-- Begin --

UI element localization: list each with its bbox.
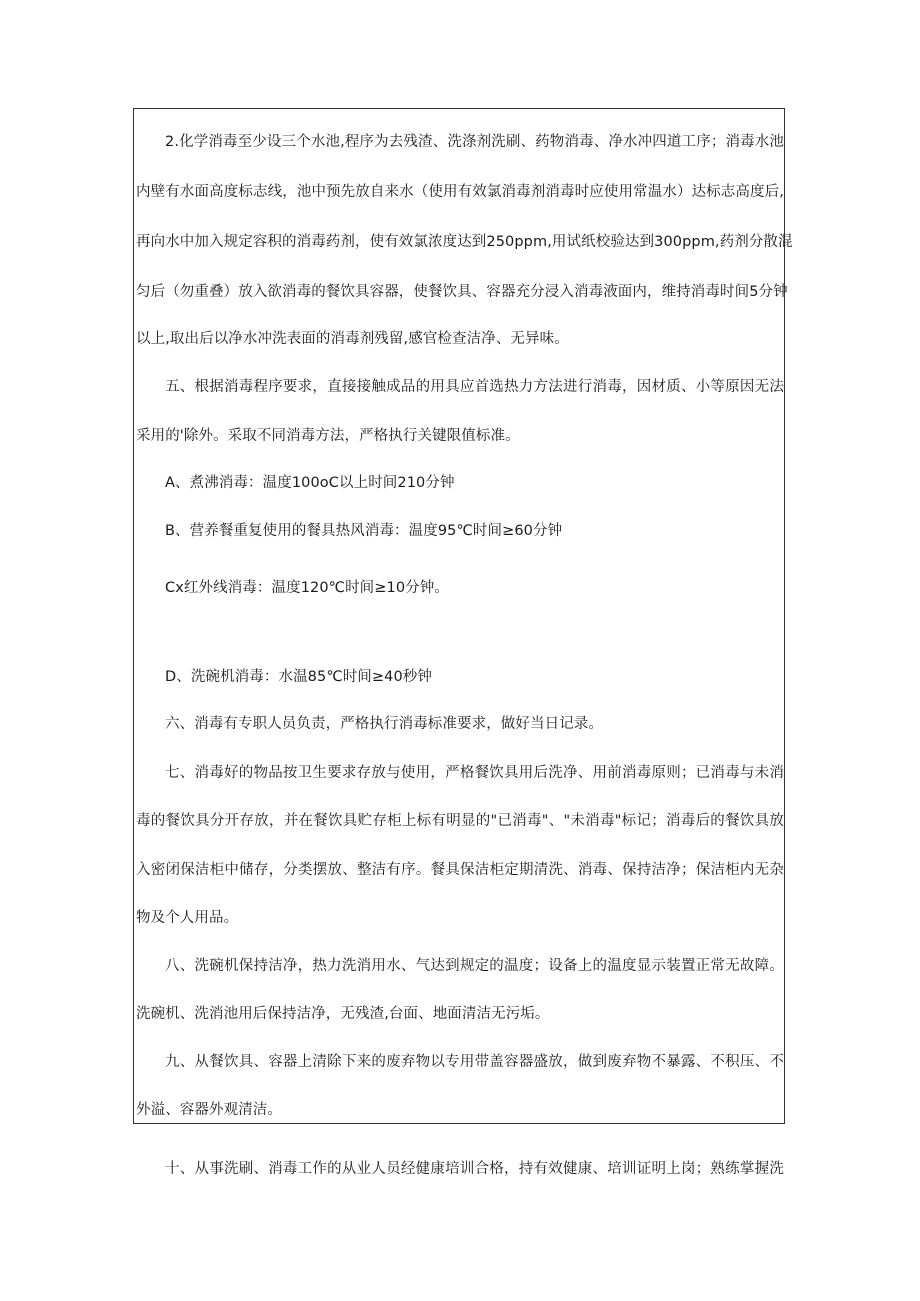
paragraph-line: 2.化学消毒至少设三个水池,程序为去残渣、洗涤剂洗刷、药物消毒、净水冲四道工序；消毒水池	[165, 134, 784, 150]
list-item: D、洗碗机消毒：水温85℃时间≥40秒钟	[165, 669, 432, 685]
paragraph-line: 外溢、容器外观清洁。	[136, 1102, 282, 1118]
paragraph-line: 九、从餐饮具、容器上清除下来的废弃物以专用带盖容器盛放，做到废弃物不暴露、不积压、不	[165, 1054, 784, 1070]
paragraph-line: 采用的'除外。采取不同消毒方法，严格执行关键限值标准。	[136, 428, 520, 444]
paragraph-line: 十、从事洗刷、消毒工作的从业人员经健康培训合格，持有效健康、培训证明上岗；熟练掌握洗	[165, 1161, 784, 1177]
paragraph-line: 内壁有水面高度标志线，池中预先放自来水（使用有效氯消毒剂消毒时应使用常温水）达标志高度后,	[136, 184, 784, 200]
paragraph-line: 七、消毒好的物品按卫生要求存放与使用，严格餐饮具用后洗净、用前消毒原则；已消毒与未消	[165, 765, 784, 781]
paragraph-line: 五、根据消毒程序要求，直接接触成品的用具应首选热力方法进行消毒，因材质、小等原因无法	[165, 379, 784, 395]
paragraph-line: 再向水中加入规定容积的消毒药剂，使有效氯浓度达到250ppm,用试纸校验达到300ppm,药剂分散混	[136, 234, 793, 250]
paragraph-line: 物及个人用品。	[136, 910, 239, 926]
paragraph-line: 洗碗机、洗消池用后保持洁净，无残渣,台面、地面清洁无污垢。	[136, 1006, 550, 1022]
paragraph-line: 六、消毒有专职人员负责，严格执行消毒标准要求，做好当日记录。	[165, 716, 603, 732]
paragraph-line: 以上,取出后以净水冲洗表面的消毒剂残留,感官检查洁净、无异味。	[136, 331, 569, 347]
list-item: Cx红外线消毒：温度120℃时间≥10分钟。	[165, 580, 449, 596]
list-item: A、煮沸消毒：温度100oC以上时间210分钟	[165, 475, 455, 491]
paragraph-line: 八、洗碗机保持洁净，热力洗消用水、气达到规定的温度；设备上的温度显示装置正常无故障。	[165, 958, 784, 974]
list-item: B、营养餐重复使用的餐具热风消毒：温度95℃时间≥60分钟	[165, 523, 563, 539]
paragraph-line: 匀后（勿重叠）放入欲消毒的餐饮具容器，使餐饮具、容器充分浸入消毒液面内，维持消毒时间5分钟	[136, 284, 788, 300]
paragraph-line: 毒的餐饮具分开存放，并在餐饮具贮存柜上标有明显的"已消毒"、"未消毒"标记；消毒后的餐饮具放	[136, 813, 784, 829]
paragraph-line: 入密闭保洁柜中储存，分类摆放、整洁有序。餐具保洁柜定期清洗、消毒、保持洁净；保洁柜内无杂	[136, 862, 784, 878]
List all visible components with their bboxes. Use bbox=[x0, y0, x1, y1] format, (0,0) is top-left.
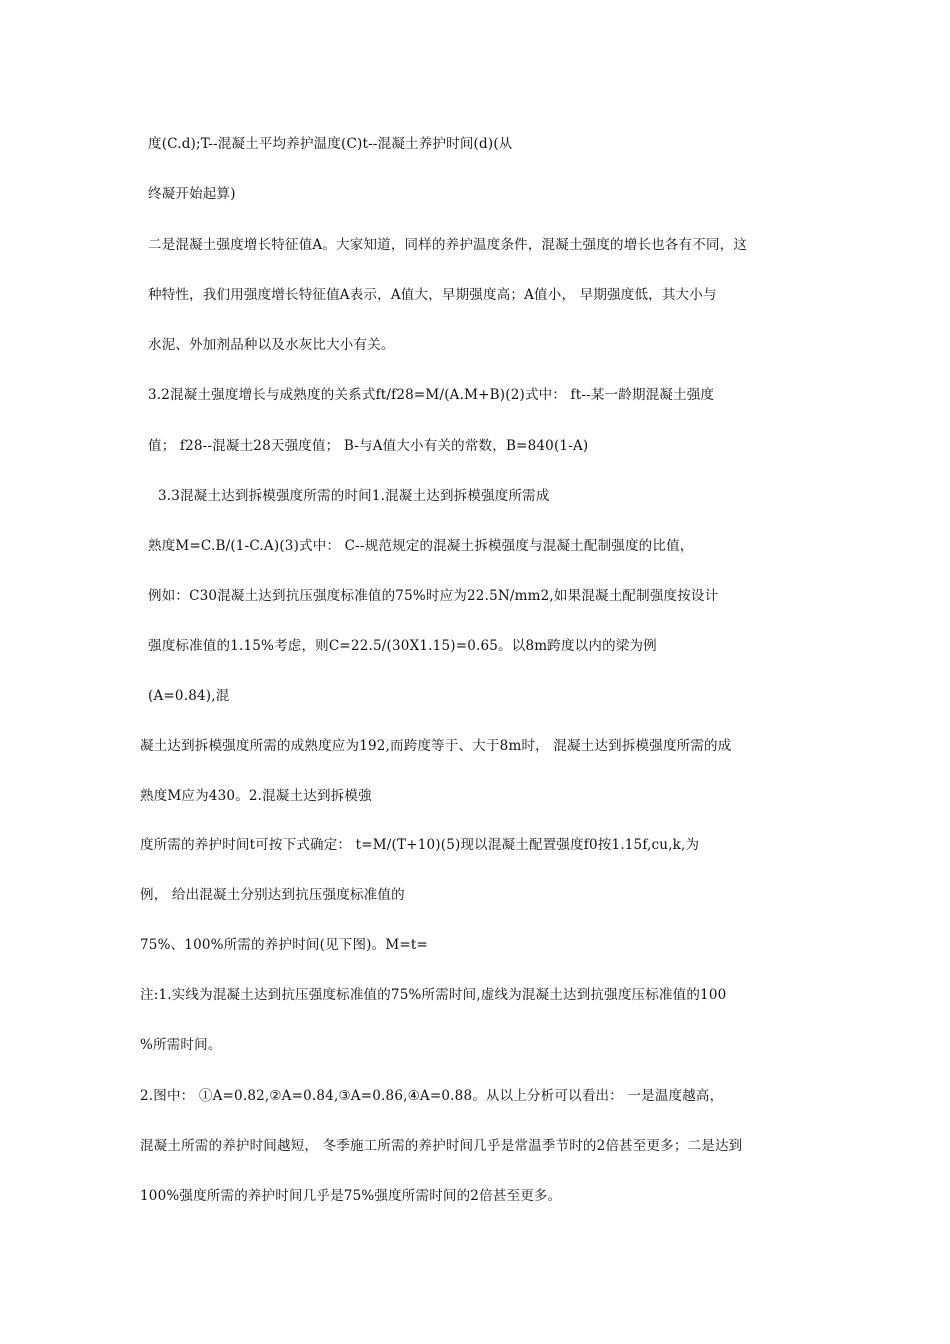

-- End --

◆ Your task
Pull out each line above that contains the string "bbox", and copy every such line in full. Case counts.

◆ Reply
UI element localization: list each with its bbox.
List all visible components with their bboxes. Use bbox=[x0, y0, x1, y1] format, (0,0) is top-left.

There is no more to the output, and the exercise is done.